### What you need to do
1. In the text on 1 John 5, which verse is named as the text within this context?
2. Carry on the text on 1 John 5, starting right after its last sentence.

### Text extract

------------------------------------

Who is he that overcometh the world, but he that believeth that Jesus is the Son of God?
This is He that came by water and blood, even Jesus Christ; not by water only, but by water and blood. And it is the Spirit that beareth witness, because the Spirit is truth.
This is an interpolation:
For there are three that bear record in heaven, the Father, the Word, and the Holy Ghost: and these three are one.
This is what John wrote:
And there are three that bear witness in earth, the Spirit, and the water, and the blood: and these three agree in one.
If we receive the witness of men, the witness of God is greater: for this is the witness of God which He hath testified of His Son.
He that believeth on the Son of God hath the witness in himself: he that believeth not God hath made Him a liar; because he believeth not the record that God gave of His Son.
This is the record, that God hath given to us eternal life, and this life is in His Son.
He that hath the Son hath life; and he that hath not the Son of God hath not life.
[1 John 5:5-12]
The text within this context is 1 John 5:8, "There are three, there are three that bear witness in earth, the Spirit, and the water, and the blood: and these three agree in one" [1 John 5:8].
The Christian faith, Christianity, makes great and sublime claims for itself. Christianity claims to be the only true religion, the one and only true faith [Acts 4:12]. Christianity claims that its teachings are divine and therefore infallible [1 Corinthians 2:4-5; 2 Timothy 3:16]. Christianity claims for its great leader and founder deity, and as such demands for Him worship and obedience on the part of all men [Acts 17:30]. The mandates of the Christian faith are addressed to every creature. It is confident that someday its truth will be universally observed and obeyed; that there shall come a day when "every knee shall bow, and every tongue confess, that Christ is Lord, to the glory of God" [Philippians 2:10-11], that there will be a day when He shall take unto Himself His great power and reign [Revelation 5:13].

------------------------------------

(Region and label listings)
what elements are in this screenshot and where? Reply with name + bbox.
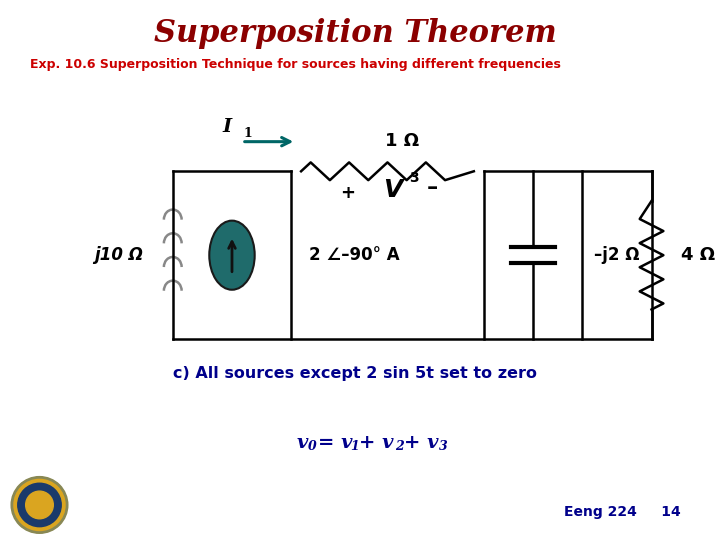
Text: 3: 3 bbox=[409, 171, 419, 185]
Text: 1: 1 bbox=[351, 440, 359, 453]
Text: I: I bbox=[223, 118, 232, 136]
Text: c) All sources except 2 sin 5t set to zero: c) All sources except 2 sin 5t set to ze… bbox=[174, 366, 537, 381]
Text: j10 Ω: j10 Ω bbox=[94, 246, 143, 264]
Text: 4 Ω: 4 Ω bbox=[681, 246, 715, 264]
Text: + v: + v bbox=[404, 434, 438, 452]
Text: 2: 2 bbox=[395, 440, 404, 453]
Text: = v: = v bbox=[318, 434, 352, 452]
Circle shape bbox=[18, 483, 61, 526]
Ellipse shape bbox=[210, 221, 255, 290]
Text: 3: 3 bbox=[439, 440, 448, 453]
Text: + v: + v bbox=[359, 434, 394, 452]
Text: Eeng 224     14: Eeng 224 14 bbox=[564, 505, 681, 519]
Text: 2 ∠–90° A: 2 ∠–90° A bbox=[309, 246, 400, 264]
Text: Exp. 10.6 Superposition Technique for sources having different frequencies: Exp. 10.6 Superposition Technique for so… bbox=[30, 58, 560, 71]
Text: Superposition Theorem: Superposition Theorem bbox=[154, 18, 557, 49]
Text: 1: 1 bbox=[244, 127, 253, 140]
Text: –: – bbox=[426, 178, 438, 198]
Circle shape bbox=[26, 491, 53, 519]
Text: 0: 0 bbox=[308, 440, 317, 453]
Text: v: v bbox=[296, 434, 307, 452]
Text: 1 Ω: 1 Ω bbox=[385, 132, 419, 150]
Text: V: V bbox=[383, 178, 402, 202]
Text: +: + bbox=[341, 184, 356, 202]
Circle shape bbox=[12, 477, 67, 532]
Text: –j2 Ω: –j2 Ω bbox=[594, 246, 640, 264]
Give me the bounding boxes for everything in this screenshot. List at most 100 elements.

------------------------------------

### Per-task outputs
1. 1 John 5:8

2.
Any religion that would make such claims must substantiate them by competent and acceptable witnesses. And we speak of those witnesses this morning hour. We shall not speak of the external witness to the truth of the Christian faith, although there has never been a spade turned in Palestine by archaeologist but has corroborated and confirmed the truth of the Holy Scriptures. All creation, whether in nation, whether in nature, in the sky above or in the earth beneath, all external witnesses corroborate and verify the truth of the Christian faith [Romans 1:19-20]. Nor shall we speak of those internal witnesses by which the Christian faith bears witness within itself to its own truth [Romans 8:16].
A faith so pure and so holy and so undefiled could not have been invented by the genius of fallen men; it was the gift of God in heaven [Ephesians 2:8]. But the three witnesses that we speak of today to the truth of the infallibility of the Christian faith, of the deity of the Son of God, is to be found in the three that are mentioned in the text by the apostle John: "There are three that bear record in earth, the Spirit, and the water, and the blood" [1 John 5:8].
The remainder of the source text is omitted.